[start]

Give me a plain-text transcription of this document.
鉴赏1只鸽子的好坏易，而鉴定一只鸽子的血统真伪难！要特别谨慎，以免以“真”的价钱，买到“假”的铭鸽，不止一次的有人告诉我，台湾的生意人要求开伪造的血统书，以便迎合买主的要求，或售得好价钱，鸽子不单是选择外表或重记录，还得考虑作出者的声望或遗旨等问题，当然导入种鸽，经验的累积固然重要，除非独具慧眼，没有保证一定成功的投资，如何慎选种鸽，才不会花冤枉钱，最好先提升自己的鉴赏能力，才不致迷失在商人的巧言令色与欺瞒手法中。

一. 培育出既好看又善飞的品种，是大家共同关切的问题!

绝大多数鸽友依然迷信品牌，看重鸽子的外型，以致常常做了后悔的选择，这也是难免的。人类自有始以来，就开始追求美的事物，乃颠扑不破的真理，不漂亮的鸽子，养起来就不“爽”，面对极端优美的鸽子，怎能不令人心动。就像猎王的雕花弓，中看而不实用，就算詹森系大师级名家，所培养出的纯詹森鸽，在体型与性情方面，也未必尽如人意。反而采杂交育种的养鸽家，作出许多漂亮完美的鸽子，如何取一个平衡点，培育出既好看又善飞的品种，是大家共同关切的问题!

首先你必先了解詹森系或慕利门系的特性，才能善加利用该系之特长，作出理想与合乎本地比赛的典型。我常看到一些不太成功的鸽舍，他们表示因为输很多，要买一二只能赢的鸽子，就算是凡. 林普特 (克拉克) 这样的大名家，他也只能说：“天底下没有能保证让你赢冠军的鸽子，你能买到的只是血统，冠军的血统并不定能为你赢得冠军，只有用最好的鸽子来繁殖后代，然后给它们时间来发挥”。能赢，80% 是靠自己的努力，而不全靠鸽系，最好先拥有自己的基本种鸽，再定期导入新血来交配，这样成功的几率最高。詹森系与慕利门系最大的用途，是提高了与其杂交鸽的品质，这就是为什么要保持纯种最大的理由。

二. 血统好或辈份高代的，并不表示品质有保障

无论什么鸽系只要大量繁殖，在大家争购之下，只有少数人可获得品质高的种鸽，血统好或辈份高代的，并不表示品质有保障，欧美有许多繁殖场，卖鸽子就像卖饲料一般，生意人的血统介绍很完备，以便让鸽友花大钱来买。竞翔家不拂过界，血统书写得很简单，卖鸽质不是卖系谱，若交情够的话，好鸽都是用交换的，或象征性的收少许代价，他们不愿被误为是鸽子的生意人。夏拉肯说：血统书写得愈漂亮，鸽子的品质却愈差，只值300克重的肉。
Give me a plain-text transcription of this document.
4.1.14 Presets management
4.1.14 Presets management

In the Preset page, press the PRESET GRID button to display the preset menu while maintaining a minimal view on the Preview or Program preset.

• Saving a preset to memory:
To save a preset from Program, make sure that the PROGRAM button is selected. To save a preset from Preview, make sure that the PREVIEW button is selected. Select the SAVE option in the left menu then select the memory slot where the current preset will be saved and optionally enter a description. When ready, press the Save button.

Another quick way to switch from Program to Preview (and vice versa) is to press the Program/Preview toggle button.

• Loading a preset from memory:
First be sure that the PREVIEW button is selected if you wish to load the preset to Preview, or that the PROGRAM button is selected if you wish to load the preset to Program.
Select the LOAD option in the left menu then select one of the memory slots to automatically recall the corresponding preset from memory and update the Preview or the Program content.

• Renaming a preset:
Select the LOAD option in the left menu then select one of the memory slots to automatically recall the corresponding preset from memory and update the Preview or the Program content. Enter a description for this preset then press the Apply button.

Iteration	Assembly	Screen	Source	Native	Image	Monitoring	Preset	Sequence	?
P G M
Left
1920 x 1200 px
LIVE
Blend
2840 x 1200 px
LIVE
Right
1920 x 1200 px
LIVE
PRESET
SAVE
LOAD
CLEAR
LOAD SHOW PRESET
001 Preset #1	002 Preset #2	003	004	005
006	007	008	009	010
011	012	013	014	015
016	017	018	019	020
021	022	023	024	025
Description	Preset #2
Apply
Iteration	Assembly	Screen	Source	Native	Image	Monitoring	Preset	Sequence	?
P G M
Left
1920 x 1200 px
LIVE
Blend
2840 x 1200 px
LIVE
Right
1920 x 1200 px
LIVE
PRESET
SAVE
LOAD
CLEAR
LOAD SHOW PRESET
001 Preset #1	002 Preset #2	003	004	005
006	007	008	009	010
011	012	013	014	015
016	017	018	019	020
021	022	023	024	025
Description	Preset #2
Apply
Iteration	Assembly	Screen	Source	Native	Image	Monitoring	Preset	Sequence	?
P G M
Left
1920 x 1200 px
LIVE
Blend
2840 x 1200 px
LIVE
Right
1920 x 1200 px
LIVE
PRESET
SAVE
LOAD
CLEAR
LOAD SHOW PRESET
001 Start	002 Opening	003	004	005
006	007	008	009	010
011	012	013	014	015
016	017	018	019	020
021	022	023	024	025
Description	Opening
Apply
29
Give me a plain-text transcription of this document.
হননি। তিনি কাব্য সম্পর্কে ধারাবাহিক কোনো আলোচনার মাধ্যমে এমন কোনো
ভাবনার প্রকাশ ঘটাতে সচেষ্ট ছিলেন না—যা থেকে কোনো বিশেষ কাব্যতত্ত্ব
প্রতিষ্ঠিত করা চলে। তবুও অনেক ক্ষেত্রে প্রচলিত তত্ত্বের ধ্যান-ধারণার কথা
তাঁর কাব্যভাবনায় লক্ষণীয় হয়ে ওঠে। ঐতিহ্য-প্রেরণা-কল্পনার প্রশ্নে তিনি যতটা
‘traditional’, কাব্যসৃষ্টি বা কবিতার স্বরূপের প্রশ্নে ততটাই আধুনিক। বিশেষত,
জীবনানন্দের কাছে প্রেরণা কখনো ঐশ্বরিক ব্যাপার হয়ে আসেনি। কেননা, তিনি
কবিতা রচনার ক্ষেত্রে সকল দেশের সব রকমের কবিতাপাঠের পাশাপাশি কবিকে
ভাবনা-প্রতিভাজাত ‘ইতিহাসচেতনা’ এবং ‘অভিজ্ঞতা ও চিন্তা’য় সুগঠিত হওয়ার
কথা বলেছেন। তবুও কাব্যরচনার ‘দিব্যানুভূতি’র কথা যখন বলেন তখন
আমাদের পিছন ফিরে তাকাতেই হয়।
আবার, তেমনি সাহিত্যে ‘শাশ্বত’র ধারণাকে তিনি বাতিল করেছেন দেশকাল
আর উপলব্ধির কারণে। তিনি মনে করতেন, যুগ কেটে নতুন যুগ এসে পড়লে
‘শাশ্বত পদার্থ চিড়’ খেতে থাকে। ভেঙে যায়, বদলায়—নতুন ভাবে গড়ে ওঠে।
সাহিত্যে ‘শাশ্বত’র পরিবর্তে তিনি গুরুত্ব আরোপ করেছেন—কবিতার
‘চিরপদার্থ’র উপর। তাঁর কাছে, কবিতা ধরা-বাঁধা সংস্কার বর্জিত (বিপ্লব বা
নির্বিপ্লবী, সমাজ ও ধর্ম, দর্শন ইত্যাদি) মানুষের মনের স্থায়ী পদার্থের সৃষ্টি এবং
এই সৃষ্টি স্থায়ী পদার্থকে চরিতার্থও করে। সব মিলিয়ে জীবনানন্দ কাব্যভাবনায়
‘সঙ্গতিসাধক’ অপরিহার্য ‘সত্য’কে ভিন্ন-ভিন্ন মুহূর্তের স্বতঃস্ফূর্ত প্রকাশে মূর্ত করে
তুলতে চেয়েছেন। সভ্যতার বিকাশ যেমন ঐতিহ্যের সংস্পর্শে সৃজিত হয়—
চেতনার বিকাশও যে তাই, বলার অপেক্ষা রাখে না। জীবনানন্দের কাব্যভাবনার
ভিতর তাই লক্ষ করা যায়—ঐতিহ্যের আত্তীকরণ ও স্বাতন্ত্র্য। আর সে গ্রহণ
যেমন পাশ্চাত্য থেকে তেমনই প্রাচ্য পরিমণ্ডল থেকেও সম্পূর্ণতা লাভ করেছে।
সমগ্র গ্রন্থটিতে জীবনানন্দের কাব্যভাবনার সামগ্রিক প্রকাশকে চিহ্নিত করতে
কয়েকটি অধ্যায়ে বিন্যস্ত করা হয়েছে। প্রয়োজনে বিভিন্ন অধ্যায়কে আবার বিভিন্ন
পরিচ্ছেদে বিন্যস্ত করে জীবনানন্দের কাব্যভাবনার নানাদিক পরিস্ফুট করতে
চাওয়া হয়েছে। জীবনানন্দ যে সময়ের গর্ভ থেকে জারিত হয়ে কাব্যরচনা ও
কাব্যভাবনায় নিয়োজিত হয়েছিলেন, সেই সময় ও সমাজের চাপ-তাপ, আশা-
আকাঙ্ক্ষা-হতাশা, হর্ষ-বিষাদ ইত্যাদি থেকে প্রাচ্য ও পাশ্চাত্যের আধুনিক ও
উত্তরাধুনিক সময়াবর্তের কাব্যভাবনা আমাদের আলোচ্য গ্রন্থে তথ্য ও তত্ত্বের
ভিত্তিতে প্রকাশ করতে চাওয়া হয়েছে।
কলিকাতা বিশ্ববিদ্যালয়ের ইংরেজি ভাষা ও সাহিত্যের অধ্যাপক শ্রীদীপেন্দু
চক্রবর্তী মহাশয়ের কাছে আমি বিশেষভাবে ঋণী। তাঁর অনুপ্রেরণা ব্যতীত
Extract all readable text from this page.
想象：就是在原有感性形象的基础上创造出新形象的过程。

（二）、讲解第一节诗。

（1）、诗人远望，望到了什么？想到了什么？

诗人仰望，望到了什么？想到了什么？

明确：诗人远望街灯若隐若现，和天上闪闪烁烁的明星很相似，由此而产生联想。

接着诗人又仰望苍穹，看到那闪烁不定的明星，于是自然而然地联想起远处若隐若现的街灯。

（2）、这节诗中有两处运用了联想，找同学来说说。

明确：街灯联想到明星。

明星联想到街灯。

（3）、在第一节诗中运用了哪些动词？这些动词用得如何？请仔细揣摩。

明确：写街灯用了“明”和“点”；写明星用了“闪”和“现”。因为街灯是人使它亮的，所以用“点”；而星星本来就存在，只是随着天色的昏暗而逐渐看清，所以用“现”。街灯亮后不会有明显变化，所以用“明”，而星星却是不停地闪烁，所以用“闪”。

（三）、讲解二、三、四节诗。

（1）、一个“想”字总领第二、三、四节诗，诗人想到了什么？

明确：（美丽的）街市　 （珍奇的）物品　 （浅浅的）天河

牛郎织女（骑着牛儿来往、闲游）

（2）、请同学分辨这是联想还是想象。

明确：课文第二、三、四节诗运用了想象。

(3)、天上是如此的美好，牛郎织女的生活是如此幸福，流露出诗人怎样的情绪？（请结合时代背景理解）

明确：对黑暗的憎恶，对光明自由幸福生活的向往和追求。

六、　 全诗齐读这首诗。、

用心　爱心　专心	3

[end]

Written problem:
Establish how many lines of the material above hold the word "是大家共同关切的问题". Nothing but the count should be returned.

The result:
2